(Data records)
_ _ _ _ _ _ _
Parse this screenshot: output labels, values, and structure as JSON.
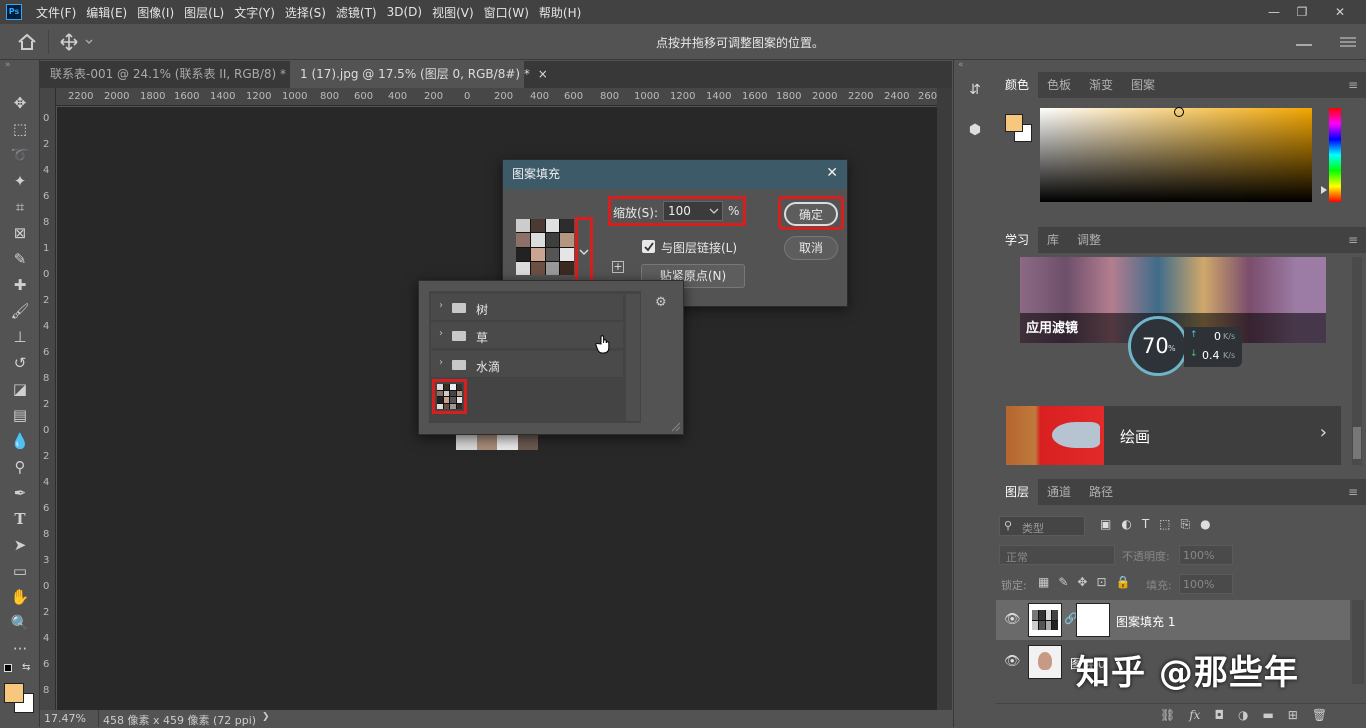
{
  "menubar": {
    "logo": "Ps",
    "items": [
      "文件(F)",
      "编辑(E)",
      "图像(I)",
      "图层(L)",
      "文字(Y)",
      "选择(S)",
      "滤镜(T)",
      "3D(D)",
      "视图(V)",
      "窗口(W)",
      "帮助(H)"
    ],
    "minimize": "—",
    "restore": "❐",
    "close": "✕"
  },
  "options": {
    "hint": "点按并拖移可调整图案的位置。"
  },
  "tabs": [
    {
      "label": "联系表-001 @ 24.1% (联系表 II, RGB/8) *",
      "close": "×"
    },
    {
      "label": "1 (17).jpg @ 17.5% (图层 0, RGB/8#) *",
      "close": "×"
    }
  ],
  "ruler": {
    "top": [
      "2200",
      "2000",
      "1800",
      "1600",
      "1400",
      "1200",
      "1000",
      "800",
      "600",
      "400",
      "200",
      "0",
      "200",
      "400",
      "600",
      "800",
      "1000",
      "1200",
      "1400",
      "1600",
      "1800",
      "2000",
      "2200",
      "2400",
      "260"
    ],
    "left": [
      "0",
      "2",
      "4",
      "6",
      "8",
      "1",
      "0",
      "2",
      "4",
      "6",
      "8",
      "2",
      "0",
      "2",
      "4",
      "6",
      "8",
      "3",
      "0",
      "2",
      "4",
      "6",
      "8"
    ]
  },
  "status": {
    "zoom": "17.47%",
    "doc_info": "458 像素 x 459 像素 (72 ppi)",
    "arrow": "❯"
  },
  "dialog": {
    "title": "图案填充",
    "close": "✕",
    "scale_label": "缩放(S):",
    "scale_value": "100",
    "scale_unit": "%",
    "link_label": "与图层链接(L)",
    "snap_label": "贴紧原点(N)",
    "ok": "确定",
    "cancel": "取消"
  },
  "picker": {
    "folders": [
      "树",
      "草",
      "水滴"
    ],
    "gear": "⚙"
  },
  "color_panel": {
    "tabs": [
      "颜色",
      "色板",
      "渐变",
      "图案"
    ],
    "fg": "#f6c77d",
    "bg": "#ffffff"
  },
  "learn_panel": {
    "tabs": [
      "学习",
      "库",
      "调整"
    ],
    "card1_label": "应用滤镜",
    "card2_label": "绘画",
    "meter_value": "70",
    "meter_unit": "%",
    "up_value": "0",
    "up_unit": "K/s",
    "down_value": "0.4",
    "down_unit": "K/s"
  },
  "layers_panel": {
    "tabs": [
      "图层",
      "通道",
      "路径"
    ],
    "filter_label": "类型",
    "blend_mode": "正常",
    "opacity_label": "不透明度:",
    "opacity_value": "100%",
    "lock_label": "锁定:",
    "fill_label": "填充:",
    "fill_value": "100%",
    "layers": [
      {
        "name": "图案填充 1"
      },
      {
        "name": "图层 0"
      }
    ]
  },
  "watermark": "知乎 @那些年",
  "colors": {
    "accent_red": "#d91e1e",
    "dialog_title": "#3d5a68"
  }
}
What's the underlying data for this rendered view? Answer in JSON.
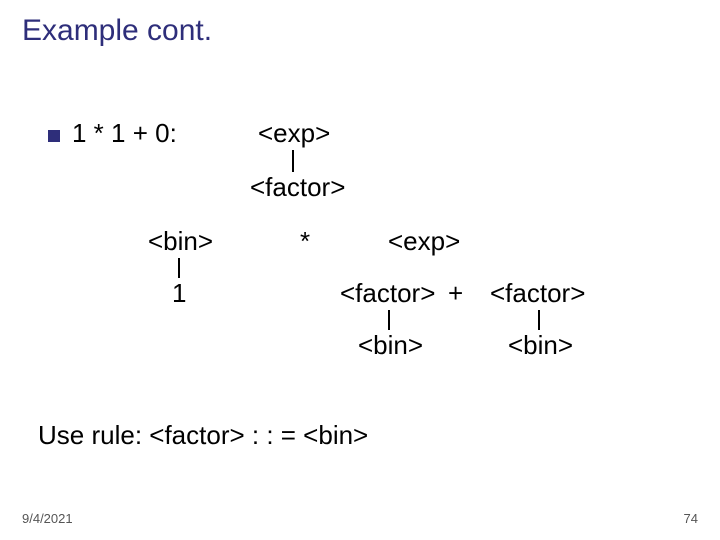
{
  "title": "Example cont.",
  "bullet": {
    "expr": "1 * 1 + 0:"
  },
  "tree": {
    "n_exp_top": "<exp>",
    "n_factor_top": "<factor>",
    "n_bin_l": "<bin>",
    "n_star": "*",
    "n_exp_r": "<exp>",
    "n_one": "1",
    "n_factor_m": "<factor>",
    "n_plus": "+",
    "n_factor_r": "<factor>",
    "n_bin_m": "<bin>",
    "n_bin_r": "<bin>"
  },
  "rule": "Use rule:  <factor> : : = <bin>",
  "footer": {
    "date": "9/4/2021",
    "page": "74"
  }
}
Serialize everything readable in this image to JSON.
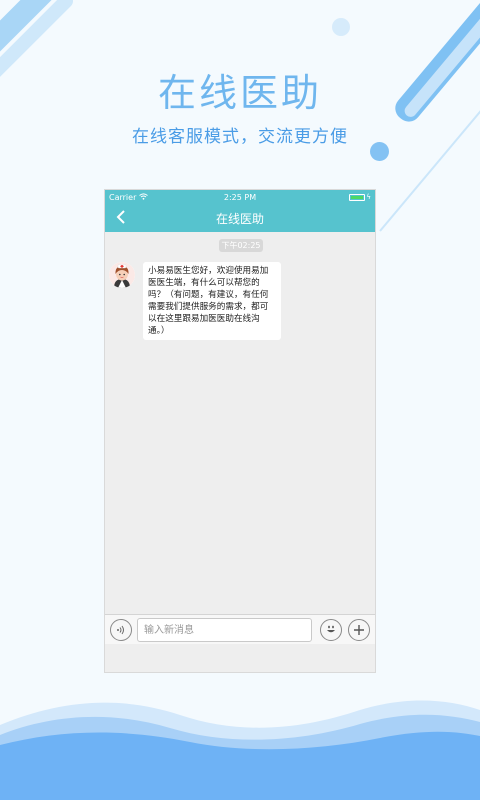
{
  "hero": {
    "title": "在线医助",
    "subtitle": "在线客服模式，交流更方便"
  },
  "phone": {
    "status_bar": {
      "carrier": "Carrier",
      "time": "2:25 PM",
      "battery_level": 1.0
    },
    "nav": {
      "title": "在线医助",
      "back_icon": "chevron-left-icon"
    },
    "chat": {
      "timestamp": "下午02:25",
      "messages": [
        {
          "sender_avatar": "nurse-avatar-icon",
          "text": "小易易医生您好，欢迎使用易加医医生端，有什么可以帮您的吗？（有问题，有建议，有任何需要我们提供服务的需求，都可以在这里跟易加医医助在线沟通。）"
        }
      ]
    },
    "input_bar": {
      "placeholder": "输入新消息",
      "voice_icon": "voice-icon",
      "emoji_icon": "emoji-icon",
      "plus_icon": "plus-icon"
    }
  },
  "colors": {
    "accent": "#56c3ce",
    "hero_title": "#6fb6ee",
    "hero_subtitle": "#4a9ce6",
    "wave": "#6eb2f5",
    "battery": "#4cd964"
  }
}
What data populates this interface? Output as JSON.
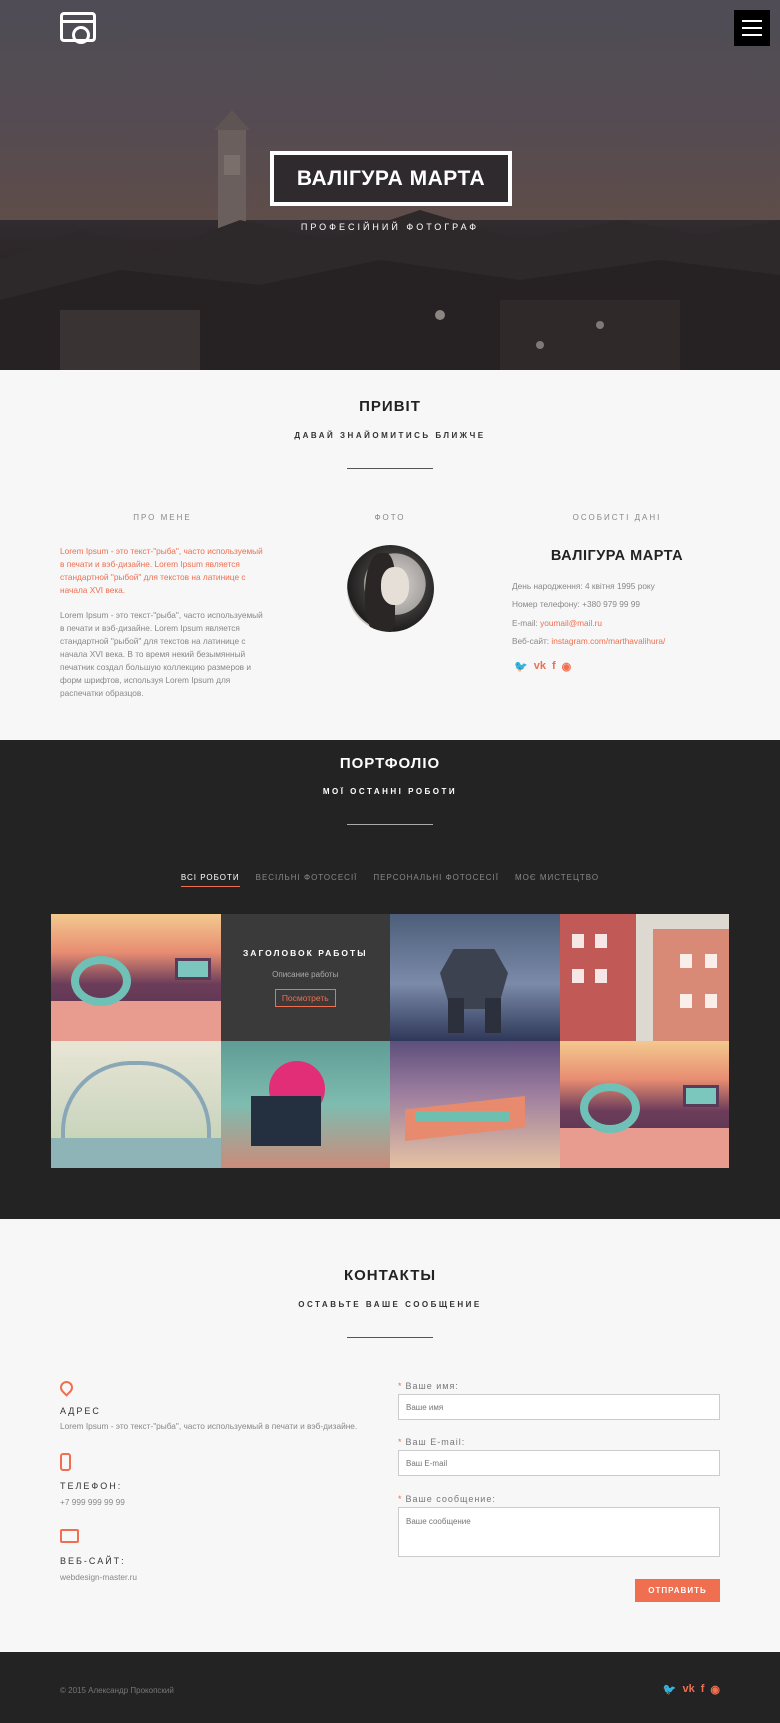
{
  "header": {
    "logo_icon": "camera-icon",
    "menu_icon": "hamburger-menu-icon",
    "title": "ВАЛІГУРА МАРТА",
    "subtitle": "ПРОФЕСІЙНИЙ ФОТОГРАФ"
  },
  "about": {
    "title": "ПРИВІТ",
    "subtitle": "ДАВАЙ ЗНАЙОМИТИСЬ БЛИЖЧЕ",
    "col_about": "ПРО МЕНЕ",
    "col_photo": "ФОТО",
    "col_personal": "ОСОБИСТІ ДАНІ",
    "text_highlight": "Lorem Ipsum - это текст-\"рыба\", часто используемый в печати и вэб-дизайне. Lorem Ipsum является стандартной \"рыбой\" для текстов на латинице с начала XVI века.",
    "text_body": "Lorem Ipsum - это текст-\"рыба\", часто используемый в печати и вэб-дизайне. Lorem Ipsum является стандартной \"рыбой\" для текстов на латинице с начала XVI века. В то время некий безымянный печатник создал большую коллекцию размеров и форм шрифтов, используя Lorem Ipsum для распечатки образцов.",
    "name": "ВАЛІГУРА МАРТА",
    "birth": "День народження: 4 квітня 1995 року",
    "phone": "Номер телефону: +380 979 99 99",
    "email_label": "E-mail: ",
    "email": "youmail@mail.ru",
    "site_label": "Веб-сайт: ",
    "site": "instagram.com/marthavalihura/",
    "social": [
      "twitter-icon",
      "vk-icon",
      "facebook-icon",
      "github-icon"
    ]
  },
  "portfolio": {
    "title": "ПОРТФОЛІО",
    "subtitle": "МОЇ ОСТАННІ РОБОТИ",
    "filters": [
      "ВСІ РОБОТИ",
      "ВЕСІЛЬНІ ФОТОСЕСІЇ",
      "ПЕРСОНАЛЬНІ ФОТОСЕСІЇ",
      "МОЄ МИСТЕЦТВО"
    ],
    "active_filter": "ВСІ РОБОТИ",
    "overlay": {
      "title": "ЗАГОЛОВОК РАБОТЫ",
      "desc": "Описание работы",
      "button": "Посмотреть"
    }
  },
  "contacts": {
    "title": "КОНТАКТЫ",
    "subtitle": "ОСТАВЬТЕ ВАШЕ СООБЩЕНИЕ",
    "address_label": "АДРЕС",
    "address": "Lorem Ipsum - это текст-\"рыба\", часто используемый в печати и вэб-дизайне.",
    "phone_label": "ТЕЛЕФОН:",
    "phone": "+7 999 999 99 99",
    "site_label": "ВЕБ-САЙТ:",
    "site": "webdesign-master.ru",
    "form": {
      "name_label": "Ваше имя:",
      "name_placeholder": "Ваше имя",
      "email_label": "Ваш E-mail:",
      "email_placeholder": "Ваш E-mail",
      "message_label": "Ваше сообщение:",
      "message_placeholder": "Ваше сообщение",
      "submit": "ОТПРАВИТЬ"
    }
  },
  "footer": {
    "copyright": "© 2015 Александр Прокопский"
  },
  "colors": {
    "accent": "#ef6f50",
    "dark": "#232323"
  }
}
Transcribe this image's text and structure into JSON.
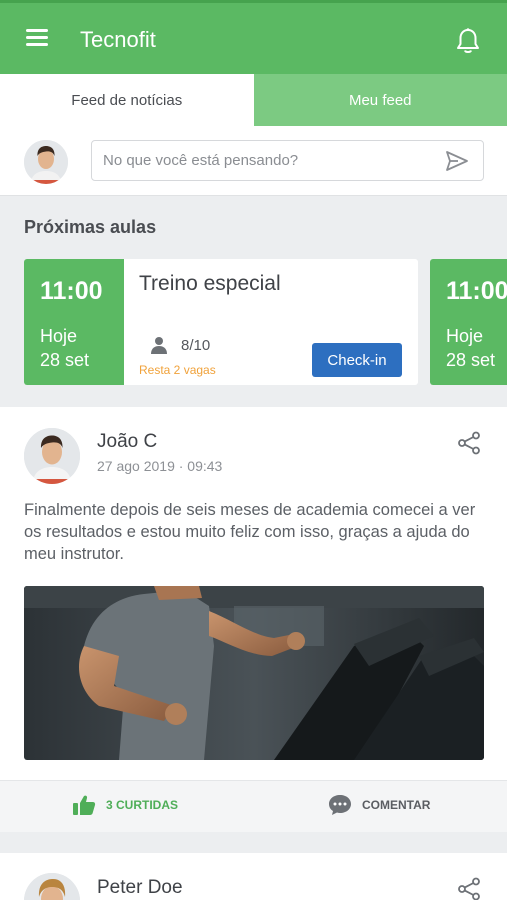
_ _ _ _ _ _ _
Show the lines that mention the word "this".

(Answer to the problem):
Parse this screenshot: output labels, values, and structure as JSON.
What's the underlying data for this rendered view? Answer in JSON.
Serialize everything readable in this image to JSON.
What data populates this interface? Output as JSON.
Transcribe this image's text and structure into JSON.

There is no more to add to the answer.